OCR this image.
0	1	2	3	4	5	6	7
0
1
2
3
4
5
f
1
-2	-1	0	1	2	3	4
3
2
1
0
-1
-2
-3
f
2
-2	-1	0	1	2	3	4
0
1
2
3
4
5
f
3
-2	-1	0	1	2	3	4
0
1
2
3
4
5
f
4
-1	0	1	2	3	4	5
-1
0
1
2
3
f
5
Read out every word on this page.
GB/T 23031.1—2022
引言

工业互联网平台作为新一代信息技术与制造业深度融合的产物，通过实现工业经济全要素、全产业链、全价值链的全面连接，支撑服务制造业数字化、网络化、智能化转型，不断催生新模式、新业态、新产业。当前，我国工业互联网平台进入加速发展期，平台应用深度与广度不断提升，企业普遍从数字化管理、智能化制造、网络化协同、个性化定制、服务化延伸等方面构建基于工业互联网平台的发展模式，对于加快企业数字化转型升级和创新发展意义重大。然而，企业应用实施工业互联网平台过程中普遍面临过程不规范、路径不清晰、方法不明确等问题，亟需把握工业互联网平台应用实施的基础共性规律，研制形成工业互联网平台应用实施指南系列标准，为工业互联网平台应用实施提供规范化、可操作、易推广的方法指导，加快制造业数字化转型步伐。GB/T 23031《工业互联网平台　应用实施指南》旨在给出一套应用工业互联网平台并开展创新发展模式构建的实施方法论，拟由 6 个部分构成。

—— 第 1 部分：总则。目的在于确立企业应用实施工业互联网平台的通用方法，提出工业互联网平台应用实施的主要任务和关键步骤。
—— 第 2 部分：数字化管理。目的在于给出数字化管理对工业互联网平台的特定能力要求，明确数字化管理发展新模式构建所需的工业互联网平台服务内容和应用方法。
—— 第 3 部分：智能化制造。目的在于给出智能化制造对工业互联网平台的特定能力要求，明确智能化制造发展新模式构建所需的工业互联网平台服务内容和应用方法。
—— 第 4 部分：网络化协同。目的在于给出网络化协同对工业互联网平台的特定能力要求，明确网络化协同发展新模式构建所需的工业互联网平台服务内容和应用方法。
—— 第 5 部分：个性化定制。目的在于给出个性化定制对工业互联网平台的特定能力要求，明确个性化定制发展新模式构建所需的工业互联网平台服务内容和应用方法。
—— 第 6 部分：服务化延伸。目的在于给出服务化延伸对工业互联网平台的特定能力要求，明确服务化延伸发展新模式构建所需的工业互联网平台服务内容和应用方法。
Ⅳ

_Problem description_
Reply with nothing but the number of lines in the data above that contain "this".

_Task output_
2